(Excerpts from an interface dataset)
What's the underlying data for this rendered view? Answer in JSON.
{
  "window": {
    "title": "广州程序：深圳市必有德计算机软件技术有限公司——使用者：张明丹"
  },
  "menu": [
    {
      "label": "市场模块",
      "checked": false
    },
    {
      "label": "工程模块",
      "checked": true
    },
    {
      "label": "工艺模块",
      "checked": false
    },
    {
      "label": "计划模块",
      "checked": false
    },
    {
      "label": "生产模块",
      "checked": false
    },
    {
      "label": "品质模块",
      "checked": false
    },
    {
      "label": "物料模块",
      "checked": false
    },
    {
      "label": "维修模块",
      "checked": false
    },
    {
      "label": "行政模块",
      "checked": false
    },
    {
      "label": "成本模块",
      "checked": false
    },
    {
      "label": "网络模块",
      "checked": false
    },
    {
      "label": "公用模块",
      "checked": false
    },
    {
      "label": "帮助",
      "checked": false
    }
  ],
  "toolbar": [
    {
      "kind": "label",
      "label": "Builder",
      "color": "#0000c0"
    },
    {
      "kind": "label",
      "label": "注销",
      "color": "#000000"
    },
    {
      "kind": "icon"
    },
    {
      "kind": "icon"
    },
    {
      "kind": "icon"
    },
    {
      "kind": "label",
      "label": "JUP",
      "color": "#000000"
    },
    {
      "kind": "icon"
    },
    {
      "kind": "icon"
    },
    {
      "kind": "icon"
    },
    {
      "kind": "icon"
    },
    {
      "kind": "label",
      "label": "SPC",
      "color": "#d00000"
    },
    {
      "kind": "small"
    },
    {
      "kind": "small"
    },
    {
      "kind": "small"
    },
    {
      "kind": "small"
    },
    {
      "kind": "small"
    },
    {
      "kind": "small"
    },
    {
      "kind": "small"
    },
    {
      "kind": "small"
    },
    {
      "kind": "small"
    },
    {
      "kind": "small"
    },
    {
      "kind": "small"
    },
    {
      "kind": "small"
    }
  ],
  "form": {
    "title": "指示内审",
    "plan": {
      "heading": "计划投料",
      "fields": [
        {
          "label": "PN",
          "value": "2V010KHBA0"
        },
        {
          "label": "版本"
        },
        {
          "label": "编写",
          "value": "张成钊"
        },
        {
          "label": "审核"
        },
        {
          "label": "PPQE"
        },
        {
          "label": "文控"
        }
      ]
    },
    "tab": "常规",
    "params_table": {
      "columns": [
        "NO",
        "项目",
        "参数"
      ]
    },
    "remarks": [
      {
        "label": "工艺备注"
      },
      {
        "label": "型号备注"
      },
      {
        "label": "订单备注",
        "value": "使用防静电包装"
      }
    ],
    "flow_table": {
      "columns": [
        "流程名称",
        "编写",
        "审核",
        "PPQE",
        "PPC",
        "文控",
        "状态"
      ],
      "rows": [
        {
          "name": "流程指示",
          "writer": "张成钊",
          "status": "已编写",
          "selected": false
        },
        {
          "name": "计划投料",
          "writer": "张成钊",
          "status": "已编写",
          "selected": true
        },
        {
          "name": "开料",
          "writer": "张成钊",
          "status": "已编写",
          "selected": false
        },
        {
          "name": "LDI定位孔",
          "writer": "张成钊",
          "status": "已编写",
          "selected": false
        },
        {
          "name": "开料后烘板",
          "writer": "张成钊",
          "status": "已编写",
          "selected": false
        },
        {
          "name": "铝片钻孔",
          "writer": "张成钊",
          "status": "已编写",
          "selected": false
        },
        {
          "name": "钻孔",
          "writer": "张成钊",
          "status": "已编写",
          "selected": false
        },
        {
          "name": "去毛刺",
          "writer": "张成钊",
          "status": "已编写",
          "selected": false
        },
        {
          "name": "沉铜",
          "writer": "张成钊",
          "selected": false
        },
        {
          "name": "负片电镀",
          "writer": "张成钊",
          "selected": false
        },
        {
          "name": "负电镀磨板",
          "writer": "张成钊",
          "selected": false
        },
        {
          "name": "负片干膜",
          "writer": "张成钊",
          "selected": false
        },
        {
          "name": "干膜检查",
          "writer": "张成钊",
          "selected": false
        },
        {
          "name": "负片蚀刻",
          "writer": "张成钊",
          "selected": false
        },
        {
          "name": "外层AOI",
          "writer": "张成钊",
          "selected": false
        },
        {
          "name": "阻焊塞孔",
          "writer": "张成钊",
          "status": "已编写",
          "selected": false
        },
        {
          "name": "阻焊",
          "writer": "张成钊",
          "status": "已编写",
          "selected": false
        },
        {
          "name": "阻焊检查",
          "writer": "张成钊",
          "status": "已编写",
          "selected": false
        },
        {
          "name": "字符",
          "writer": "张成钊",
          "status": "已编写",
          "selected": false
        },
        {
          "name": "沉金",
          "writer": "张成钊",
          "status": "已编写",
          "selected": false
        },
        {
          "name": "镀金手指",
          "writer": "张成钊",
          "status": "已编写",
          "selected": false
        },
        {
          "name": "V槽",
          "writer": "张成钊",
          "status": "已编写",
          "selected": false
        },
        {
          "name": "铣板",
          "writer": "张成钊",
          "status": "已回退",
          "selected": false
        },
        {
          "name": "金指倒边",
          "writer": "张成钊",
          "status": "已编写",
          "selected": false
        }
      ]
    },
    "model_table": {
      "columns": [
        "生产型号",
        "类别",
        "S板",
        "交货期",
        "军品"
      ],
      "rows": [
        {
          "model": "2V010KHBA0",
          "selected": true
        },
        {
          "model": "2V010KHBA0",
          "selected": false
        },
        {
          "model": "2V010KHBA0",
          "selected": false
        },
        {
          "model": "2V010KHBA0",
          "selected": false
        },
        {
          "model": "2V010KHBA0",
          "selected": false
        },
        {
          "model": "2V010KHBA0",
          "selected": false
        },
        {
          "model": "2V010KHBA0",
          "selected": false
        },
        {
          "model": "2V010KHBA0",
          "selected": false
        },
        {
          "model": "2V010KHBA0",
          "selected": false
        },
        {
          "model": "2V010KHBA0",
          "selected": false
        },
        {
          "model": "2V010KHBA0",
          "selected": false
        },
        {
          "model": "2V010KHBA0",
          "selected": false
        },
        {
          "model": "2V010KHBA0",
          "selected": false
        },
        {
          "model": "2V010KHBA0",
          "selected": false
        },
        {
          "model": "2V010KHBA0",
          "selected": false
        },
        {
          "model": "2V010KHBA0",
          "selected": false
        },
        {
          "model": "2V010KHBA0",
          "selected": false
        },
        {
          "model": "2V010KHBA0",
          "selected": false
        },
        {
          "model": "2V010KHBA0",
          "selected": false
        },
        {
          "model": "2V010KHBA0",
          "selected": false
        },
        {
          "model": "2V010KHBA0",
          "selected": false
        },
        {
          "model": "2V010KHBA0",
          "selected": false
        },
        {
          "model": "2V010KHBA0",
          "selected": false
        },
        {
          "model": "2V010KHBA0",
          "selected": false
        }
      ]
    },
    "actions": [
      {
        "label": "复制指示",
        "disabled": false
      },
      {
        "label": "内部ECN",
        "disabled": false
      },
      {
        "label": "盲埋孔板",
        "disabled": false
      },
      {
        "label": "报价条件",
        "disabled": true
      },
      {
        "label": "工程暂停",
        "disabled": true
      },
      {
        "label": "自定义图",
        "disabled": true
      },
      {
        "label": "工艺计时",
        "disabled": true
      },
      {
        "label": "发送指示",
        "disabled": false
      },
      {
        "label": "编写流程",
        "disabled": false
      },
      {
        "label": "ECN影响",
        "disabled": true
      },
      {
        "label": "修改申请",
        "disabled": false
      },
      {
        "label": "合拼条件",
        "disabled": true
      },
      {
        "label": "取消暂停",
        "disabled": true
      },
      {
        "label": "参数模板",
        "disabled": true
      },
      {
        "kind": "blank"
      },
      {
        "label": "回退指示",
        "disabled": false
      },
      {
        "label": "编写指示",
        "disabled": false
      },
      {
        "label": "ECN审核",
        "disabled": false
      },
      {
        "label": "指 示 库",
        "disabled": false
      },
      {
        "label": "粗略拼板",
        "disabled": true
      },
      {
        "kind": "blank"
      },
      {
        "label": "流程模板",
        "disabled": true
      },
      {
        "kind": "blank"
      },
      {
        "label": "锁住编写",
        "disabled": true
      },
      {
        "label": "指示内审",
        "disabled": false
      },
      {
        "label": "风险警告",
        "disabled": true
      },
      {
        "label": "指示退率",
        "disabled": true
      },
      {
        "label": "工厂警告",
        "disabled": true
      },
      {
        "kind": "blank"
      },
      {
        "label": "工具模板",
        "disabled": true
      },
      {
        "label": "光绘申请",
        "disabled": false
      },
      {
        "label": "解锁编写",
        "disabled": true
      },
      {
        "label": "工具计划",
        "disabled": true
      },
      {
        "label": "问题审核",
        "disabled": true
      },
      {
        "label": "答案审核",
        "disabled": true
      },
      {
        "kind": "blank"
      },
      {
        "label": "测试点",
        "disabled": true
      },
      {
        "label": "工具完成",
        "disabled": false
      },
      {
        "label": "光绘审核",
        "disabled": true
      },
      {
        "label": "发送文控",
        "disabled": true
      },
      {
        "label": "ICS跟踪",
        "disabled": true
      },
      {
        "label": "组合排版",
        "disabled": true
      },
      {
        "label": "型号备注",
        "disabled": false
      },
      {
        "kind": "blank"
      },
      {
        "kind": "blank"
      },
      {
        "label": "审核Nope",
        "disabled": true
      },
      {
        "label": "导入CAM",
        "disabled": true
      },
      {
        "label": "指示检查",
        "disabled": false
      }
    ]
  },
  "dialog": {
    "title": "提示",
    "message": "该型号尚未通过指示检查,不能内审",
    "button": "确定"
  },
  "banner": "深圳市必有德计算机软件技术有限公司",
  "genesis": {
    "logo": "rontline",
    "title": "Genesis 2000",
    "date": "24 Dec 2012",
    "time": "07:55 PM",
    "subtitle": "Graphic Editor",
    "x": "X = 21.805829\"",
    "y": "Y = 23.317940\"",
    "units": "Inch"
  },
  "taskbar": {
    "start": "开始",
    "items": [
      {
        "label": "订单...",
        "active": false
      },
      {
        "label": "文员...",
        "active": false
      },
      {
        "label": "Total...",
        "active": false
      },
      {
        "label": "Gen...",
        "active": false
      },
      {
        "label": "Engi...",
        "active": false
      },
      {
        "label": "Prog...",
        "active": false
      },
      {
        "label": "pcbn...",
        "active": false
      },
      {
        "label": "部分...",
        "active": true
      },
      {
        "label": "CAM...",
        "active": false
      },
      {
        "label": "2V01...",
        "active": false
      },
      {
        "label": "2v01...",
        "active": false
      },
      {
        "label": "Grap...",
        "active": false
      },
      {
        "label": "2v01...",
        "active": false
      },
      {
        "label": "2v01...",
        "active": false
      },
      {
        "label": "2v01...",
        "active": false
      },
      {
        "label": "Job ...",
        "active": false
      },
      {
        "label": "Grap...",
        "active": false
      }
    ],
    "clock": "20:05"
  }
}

**Prompt:**
Read through the data above. Report each line that has the word "value".

**Task output:**
          "value": "2V010KHBA0"
          "value": "张成钊"
        "value": "使用防静电包装"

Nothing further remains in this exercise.